WHEREAS, Web Site Host provides hosting of web sites to make such web sites accessible by users who are browsing on the Internet.
WHEREAS, Web Site Host maintains servers, software, and other equipment necessary to provide web site hosting services.
WHEREAS, Web Site Owner is the owner of all rights in and to a certain web site as described in Exhibit "A" attached hereto.
WHEREAS, Web Site Owner is the owner of the Internet domain name identified in Exhibit "A" attached hereto which Web Site Owner represents and warrants does not infringe upon the trademark or other proprietary rights of any other party.
WHEREAS, Web Site Owner wishes to have the Web Site Host provide hosting services for its Web Site subject to the terms and conditions set forth in this Agreement.
NOW THEREFORE, in consideration of the mutual covenants and agreements of the parties as set forth in this Agreement, the parties hereby agree as follows:
ARTICLE I Provision of Web Hosting Services
For the entire term of this Agreement, subject to the terms and conditions set forth in this Agreement, Web Site Host hereby agrees to provide the following web site hosting services (the "Hosting Services") to the Web Site Owner:
1.1 Provide Web Page Owner with disc space equal to the amount defined in the Hosting Plan (“Plan”) purchased on the Web Site Host's web site server. Such disc space shall be used solely for the purpose of storing the Web Site and data files that are actively used in connection with the Web Site of the Web Site Owner. Subject to availability in the reasonable discretion of the Web Site Host, the Web Site Owner may secure additional server storage space at the rate of $0.25 per twenty-five (25) megabytes per month.
1.2 Provide Web Page Owner with monthly data transfer bandwidth as defined in the Plan purchased. Subject to availability in the reasonable discretion of the Web Site Host, the Web Site Owner may secure additional megabytes of bandwidth per month at the rate of $2.50 per gigabyte per month.
1.3 Provide Web Site Owner with POP3 E-mail accounts equal to the amount defined in Plan purchased. Additional e-mail accounts may be purchased for per month per account.
1.4 Provide access via the Internet to users of Web Site Owner's Web Site, with such access being provided approximately 24 hours per day, with significant downtime only for normal or catastrophic maintenance, hardware or communication problems, replacement or upgrading of system components, normal power outages, and other usual factors that may effect downtime and which are not created by the gross negligence of the Web Site Host. Wherever possible, Web Site Host will communicate expected downtimes to Web Site Owner in advance.
1.5 Provide online access by Web Site Owner to raw log files and various usage statistic related to the Web Site within the capabilities of Web Site Hosts equipment and software.
1.6 Perform and retain backup of the Web Site and all associated data files periodically based on Web Site Host’s normal backup schedule and following any significant changes that are made to the Web Site and reported to Web Site Host in writing.
ARTICLE II Changes To Owner's Web Site
2.1 Web Site Host will provide File Transfer Protocol gateway which is password protected and which permits Web Site Owner or their authorized representatives to access and modify the Web Site. Web Site Owner will be given access to such password to permit access to the Web Site Owner's Web Site. Web Site Owner may not change or modify the password in any way during the term of this Agreement. Web Site Host shall likewise retain possession of such password.
2.2 Web Site Owner may access through such FTP gateway using the password for the purpose of modifying its Web Site. Notwithstanding the above, the grant of access and the ability to modify shall not be applicable except in compliance with the terms of a valid licensing agreement, in the event that the Web Site was created as a "work for hire," or in the event that the copyright to the Web Site has been assigned to the Web Site Owner if Web Site Host created such Web Site.

═══

Answer these questions from the web hosting agreement above:
(a) At what rate may the Web Site Owner secure additional server storage space?
(b) Wherever possible, what will the Web Site Host communicate to the Web Site Owner in advance?
(c) May the Web Site Owner change or modify the FTP gateway password during the term of the agreement?

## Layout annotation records

═══

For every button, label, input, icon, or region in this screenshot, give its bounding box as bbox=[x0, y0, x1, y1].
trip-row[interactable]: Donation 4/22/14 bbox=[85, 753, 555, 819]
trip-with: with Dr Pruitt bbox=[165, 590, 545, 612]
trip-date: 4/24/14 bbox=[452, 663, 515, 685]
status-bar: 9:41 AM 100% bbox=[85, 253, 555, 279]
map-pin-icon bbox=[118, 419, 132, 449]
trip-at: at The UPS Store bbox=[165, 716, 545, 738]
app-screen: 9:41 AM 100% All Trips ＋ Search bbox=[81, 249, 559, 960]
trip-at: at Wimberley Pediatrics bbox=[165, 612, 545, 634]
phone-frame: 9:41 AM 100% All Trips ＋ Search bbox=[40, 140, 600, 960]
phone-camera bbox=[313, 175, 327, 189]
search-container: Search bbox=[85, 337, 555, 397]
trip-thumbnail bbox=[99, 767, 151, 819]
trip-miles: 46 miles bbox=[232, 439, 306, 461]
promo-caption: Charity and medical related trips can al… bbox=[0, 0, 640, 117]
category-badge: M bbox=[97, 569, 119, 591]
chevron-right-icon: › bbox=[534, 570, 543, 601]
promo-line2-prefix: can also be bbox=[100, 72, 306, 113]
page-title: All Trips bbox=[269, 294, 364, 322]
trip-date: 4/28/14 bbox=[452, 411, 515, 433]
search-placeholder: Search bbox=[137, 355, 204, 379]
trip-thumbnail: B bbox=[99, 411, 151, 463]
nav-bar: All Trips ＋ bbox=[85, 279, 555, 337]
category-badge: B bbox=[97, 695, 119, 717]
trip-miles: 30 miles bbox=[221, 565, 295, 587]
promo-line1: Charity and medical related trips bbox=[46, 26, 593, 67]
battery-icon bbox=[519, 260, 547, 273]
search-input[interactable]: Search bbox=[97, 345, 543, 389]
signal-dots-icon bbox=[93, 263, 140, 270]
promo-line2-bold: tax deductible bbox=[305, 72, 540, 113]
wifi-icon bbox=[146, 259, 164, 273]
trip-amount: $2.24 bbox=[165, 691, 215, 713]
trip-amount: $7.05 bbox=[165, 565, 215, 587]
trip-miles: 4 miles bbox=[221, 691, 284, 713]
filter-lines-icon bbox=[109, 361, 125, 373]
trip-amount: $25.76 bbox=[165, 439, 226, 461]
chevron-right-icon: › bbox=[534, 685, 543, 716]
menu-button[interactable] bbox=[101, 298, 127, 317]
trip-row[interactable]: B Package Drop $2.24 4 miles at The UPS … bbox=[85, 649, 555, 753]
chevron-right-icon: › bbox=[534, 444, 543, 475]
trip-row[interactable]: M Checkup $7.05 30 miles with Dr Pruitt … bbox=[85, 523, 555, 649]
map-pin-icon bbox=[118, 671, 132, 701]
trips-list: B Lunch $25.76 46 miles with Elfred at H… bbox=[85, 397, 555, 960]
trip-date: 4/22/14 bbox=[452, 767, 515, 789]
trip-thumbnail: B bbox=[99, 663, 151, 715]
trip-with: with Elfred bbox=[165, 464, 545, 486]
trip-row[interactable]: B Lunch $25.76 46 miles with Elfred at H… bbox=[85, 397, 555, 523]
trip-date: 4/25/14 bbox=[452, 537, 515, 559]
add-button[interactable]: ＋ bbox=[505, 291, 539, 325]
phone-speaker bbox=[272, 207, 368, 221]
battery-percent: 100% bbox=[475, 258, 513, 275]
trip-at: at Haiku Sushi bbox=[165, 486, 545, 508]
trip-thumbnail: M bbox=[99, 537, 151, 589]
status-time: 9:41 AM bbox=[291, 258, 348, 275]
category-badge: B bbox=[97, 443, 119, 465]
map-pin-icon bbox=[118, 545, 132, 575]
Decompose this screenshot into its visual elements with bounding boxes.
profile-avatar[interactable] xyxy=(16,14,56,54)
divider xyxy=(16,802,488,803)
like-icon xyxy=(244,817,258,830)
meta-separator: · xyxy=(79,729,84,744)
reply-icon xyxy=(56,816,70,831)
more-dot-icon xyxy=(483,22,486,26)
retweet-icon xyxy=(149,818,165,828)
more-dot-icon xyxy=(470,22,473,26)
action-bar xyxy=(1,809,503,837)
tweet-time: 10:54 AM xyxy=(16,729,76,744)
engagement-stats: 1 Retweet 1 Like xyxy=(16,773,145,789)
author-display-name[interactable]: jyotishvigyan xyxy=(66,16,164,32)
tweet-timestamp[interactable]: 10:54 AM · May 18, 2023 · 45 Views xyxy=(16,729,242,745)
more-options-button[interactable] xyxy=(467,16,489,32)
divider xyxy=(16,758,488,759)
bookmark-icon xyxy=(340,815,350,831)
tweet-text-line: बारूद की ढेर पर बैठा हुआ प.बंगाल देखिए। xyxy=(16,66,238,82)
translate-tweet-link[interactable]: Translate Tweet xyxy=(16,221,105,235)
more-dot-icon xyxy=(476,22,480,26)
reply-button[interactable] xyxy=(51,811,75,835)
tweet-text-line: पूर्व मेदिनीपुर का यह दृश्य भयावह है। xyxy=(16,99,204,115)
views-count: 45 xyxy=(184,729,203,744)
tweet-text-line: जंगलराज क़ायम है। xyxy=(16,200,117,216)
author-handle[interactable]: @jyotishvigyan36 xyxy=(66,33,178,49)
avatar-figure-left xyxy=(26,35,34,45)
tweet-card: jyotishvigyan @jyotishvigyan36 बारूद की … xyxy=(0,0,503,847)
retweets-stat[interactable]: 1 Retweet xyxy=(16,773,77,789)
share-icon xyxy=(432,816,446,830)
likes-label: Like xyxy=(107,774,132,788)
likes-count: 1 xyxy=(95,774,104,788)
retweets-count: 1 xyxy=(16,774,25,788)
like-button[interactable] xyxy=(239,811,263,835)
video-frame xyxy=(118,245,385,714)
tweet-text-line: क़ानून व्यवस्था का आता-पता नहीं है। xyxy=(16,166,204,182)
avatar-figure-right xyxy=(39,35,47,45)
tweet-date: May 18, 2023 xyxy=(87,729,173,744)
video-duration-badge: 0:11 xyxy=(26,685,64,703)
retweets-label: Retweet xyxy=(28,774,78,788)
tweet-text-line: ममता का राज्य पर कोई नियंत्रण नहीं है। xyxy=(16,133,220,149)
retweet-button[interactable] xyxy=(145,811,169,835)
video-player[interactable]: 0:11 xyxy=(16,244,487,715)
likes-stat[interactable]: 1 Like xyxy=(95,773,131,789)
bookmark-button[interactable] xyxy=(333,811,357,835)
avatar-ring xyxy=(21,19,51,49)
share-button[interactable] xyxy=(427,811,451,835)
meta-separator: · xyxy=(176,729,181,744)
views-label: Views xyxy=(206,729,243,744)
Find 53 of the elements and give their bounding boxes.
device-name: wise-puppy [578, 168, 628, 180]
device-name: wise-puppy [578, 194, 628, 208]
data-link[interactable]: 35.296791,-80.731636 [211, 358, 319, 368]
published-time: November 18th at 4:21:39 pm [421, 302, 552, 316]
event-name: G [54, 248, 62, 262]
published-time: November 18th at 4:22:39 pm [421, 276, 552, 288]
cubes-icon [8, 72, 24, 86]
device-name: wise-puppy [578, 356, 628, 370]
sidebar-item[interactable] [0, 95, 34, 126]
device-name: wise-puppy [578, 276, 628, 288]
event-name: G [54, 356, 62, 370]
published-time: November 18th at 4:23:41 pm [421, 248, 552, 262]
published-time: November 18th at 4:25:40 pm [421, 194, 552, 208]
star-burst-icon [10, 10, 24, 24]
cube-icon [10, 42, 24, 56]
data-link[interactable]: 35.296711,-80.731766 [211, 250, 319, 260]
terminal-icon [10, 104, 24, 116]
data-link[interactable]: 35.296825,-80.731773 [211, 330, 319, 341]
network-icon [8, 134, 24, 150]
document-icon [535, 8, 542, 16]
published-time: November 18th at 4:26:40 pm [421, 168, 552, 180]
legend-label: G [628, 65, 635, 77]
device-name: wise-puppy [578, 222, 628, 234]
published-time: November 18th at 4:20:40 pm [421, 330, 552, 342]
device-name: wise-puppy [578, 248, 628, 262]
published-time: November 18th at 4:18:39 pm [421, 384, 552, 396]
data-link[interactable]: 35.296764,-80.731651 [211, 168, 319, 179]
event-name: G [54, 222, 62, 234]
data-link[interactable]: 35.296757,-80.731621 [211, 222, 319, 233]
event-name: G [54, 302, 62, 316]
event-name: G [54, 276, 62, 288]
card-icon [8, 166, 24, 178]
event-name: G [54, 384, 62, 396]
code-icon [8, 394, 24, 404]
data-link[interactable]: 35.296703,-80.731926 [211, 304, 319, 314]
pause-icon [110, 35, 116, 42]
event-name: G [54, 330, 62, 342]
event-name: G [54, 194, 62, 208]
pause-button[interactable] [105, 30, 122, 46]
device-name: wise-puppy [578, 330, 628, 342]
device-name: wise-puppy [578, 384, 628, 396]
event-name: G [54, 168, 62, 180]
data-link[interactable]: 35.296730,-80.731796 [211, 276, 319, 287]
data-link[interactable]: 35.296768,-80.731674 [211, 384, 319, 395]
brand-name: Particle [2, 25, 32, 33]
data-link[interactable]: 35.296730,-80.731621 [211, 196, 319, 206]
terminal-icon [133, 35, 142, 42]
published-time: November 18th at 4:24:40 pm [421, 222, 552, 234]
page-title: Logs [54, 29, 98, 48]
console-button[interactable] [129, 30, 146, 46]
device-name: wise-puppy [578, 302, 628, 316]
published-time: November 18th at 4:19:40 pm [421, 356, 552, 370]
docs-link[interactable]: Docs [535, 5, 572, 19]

═══

## Completed exercise
(a) $0.25 per twenty-five (25) megabytes per month.
(b) Expected downtimes.
(c) No, the Web Site Owner may not change or modify the password in any way during the term of the agreement.